Objective>
Gather every line in the records below that contains the word "Ecology".

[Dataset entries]

--

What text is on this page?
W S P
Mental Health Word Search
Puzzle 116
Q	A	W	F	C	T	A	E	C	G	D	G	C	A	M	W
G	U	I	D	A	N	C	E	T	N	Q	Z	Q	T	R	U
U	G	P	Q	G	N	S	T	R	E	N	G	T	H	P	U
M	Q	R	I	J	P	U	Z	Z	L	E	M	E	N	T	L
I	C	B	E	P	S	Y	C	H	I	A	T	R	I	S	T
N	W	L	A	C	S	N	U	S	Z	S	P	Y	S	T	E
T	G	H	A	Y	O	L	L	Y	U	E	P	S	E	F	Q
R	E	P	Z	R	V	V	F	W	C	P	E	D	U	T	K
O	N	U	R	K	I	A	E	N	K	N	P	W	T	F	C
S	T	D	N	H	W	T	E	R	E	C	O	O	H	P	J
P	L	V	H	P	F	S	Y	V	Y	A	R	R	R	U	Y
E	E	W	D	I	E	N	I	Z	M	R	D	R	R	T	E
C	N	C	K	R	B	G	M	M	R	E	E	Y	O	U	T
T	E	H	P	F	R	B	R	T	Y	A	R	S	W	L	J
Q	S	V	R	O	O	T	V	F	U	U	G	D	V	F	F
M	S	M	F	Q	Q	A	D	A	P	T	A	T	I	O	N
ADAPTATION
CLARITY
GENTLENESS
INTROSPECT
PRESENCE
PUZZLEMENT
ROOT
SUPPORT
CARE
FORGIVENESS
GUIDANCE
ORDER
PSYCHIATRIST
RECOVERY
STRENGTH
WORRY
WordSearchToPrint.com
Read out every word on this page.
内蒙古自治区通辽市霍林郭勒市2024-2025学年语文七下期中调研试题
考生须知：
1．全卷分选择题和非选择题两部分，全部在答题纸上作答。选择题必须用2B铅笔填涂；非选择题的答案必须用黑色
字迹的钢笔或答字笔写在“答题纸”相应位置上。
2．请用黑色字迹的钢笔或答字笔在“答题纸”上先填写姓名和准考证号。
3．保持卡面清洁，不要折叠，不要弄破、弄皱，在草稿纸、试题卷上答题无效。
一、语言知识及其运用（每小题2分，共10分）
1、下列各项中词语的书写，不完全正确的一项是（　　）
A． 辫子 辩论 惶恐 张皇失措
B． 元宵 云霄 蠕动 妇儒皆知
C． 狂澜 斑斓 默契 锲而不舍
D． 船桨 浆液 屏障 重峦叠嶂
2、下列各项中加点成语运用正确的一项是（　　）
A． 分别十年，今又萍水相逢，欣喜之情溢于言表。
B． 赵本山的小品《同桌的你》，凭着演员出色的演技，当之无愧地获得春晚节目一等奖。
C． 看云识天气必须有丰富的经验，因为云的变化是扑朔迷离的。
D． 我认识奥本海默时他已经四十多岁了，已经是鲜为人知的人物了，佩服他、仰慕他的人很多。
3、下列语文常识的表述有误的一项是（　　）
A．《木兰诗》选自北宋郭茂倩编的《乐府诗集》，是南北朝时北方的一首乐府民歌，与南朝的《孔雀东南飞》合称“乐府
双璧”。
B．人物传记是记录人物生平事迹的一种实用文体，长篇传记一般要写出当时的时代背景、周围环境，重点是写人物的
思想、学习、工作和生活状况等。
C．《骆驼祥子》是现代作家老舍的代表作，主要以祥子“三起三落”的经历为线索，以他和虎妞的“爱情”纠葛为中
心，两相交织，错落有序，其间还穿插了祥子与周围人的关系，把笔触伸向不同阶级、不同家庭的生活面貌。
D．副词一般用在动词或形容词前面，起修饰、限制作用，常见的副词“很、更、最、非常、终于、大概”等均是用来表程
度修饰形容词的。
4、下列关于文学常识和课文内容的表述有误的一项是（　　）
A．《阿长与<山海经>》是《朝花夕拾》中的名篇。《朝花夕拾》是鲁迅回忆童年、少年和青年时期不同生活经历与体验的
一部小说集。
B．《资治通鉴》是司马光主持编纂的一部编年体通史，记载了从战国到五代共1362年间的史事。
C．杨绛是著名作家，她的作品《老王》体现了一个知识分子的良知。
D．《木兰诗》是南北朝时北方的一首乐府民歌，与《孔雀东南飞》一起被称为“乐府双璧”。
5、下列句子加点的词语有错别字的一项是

--

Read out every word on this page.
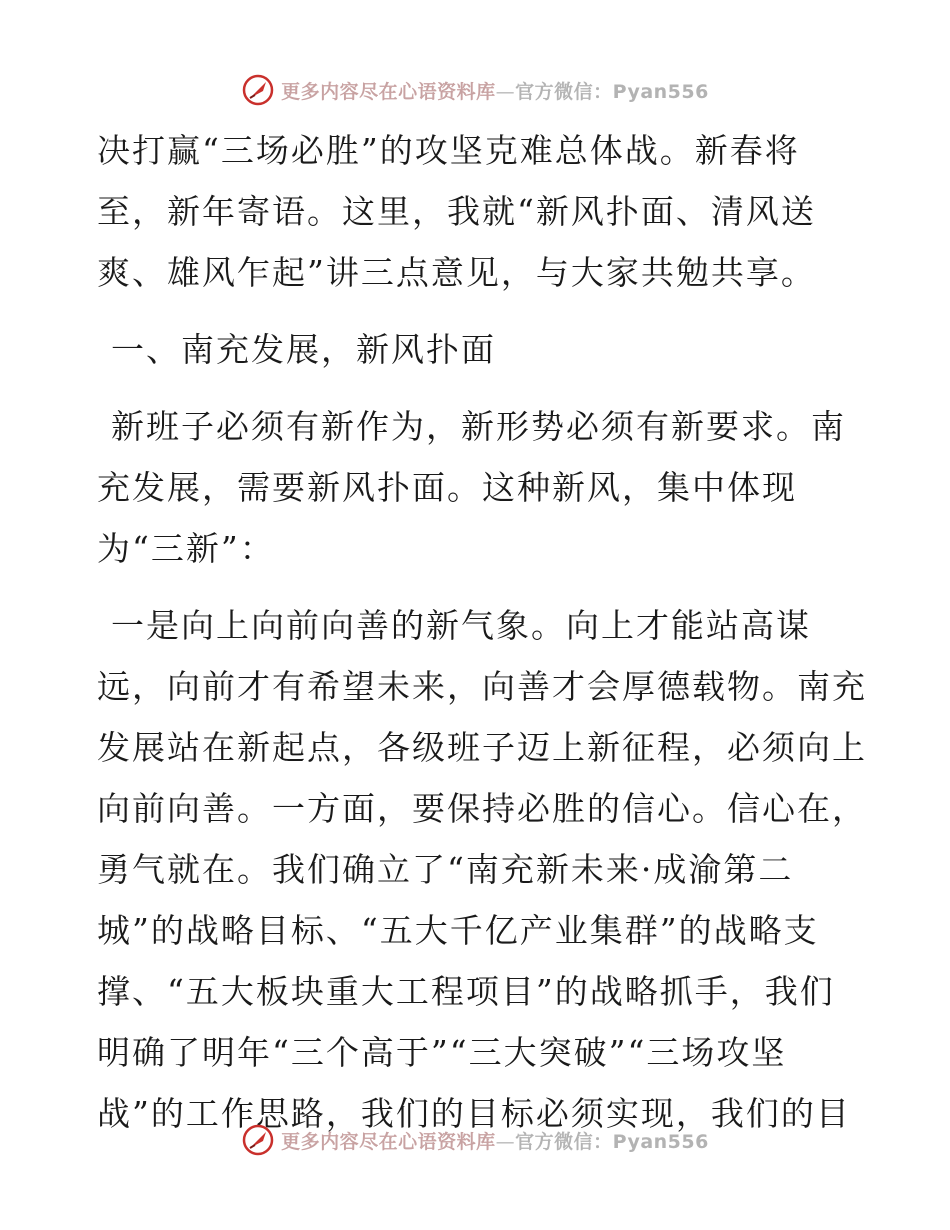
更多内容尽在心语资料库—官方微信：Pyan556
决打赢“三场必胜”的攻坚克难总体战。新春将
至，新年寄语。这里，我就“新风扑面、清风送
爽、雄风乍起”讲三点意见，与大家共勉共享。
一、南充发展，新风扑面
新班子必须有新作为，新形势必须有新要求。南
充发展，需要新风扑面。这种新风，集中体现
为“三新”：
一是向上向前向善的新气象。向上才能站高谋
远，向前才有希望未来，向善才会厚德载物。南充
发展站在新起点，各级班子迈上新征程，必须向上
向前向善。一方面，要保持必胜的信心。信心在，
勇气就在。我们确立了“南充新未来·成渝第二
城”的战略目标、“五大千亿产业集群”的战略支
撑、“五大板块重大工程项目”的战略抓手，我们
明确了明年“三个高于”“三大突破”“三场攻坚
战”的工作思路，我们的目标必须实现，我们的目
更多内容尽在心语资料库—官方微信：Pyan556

--

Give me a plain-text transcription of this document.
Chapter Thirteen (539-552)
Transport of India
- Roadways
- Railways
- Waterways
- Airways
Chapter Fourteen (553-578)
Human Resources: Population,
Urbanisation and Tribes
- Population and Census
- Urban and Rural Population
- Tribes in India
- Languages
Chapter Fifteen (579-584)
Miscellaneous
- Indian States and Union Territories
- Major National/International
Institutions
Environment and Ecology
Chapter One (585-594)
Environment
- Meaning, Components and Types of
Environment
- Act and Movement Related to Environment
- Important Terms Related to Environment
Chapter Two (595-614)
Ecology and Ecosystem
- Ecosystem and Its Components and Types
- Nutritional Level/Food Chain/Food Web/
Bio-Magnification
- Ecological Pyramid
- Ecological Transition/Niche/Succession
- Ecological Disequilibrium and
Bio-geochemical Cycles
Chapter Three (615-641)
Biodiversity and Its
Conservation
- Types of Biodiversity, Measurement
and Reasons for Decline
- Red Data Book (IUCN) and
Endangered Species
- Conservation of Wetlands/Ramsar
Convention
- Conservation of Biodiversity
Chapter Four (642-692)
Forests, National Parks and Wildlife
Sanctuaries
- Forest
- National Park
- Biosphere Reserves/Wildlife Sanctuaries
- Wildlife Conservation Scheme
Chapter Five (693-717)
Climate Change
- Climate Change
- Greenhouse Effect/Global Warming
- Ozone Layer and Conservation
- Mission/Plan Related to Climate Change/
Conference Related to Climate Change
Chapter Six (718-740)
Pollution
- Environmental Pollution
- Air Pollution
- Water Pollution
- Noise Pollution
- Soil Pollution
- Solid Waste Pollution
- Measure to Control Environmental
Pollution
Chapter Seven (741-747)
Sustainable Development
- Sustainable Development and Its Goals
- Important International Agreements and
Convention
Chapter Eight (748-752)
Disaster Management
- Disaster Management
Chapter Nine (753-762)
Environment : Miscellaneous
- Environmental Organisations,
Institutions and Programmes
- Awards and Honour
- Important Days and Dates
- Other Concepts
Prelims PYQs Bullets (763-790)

--

Written response>
Environment and Ecology
Ecology and Ecosystem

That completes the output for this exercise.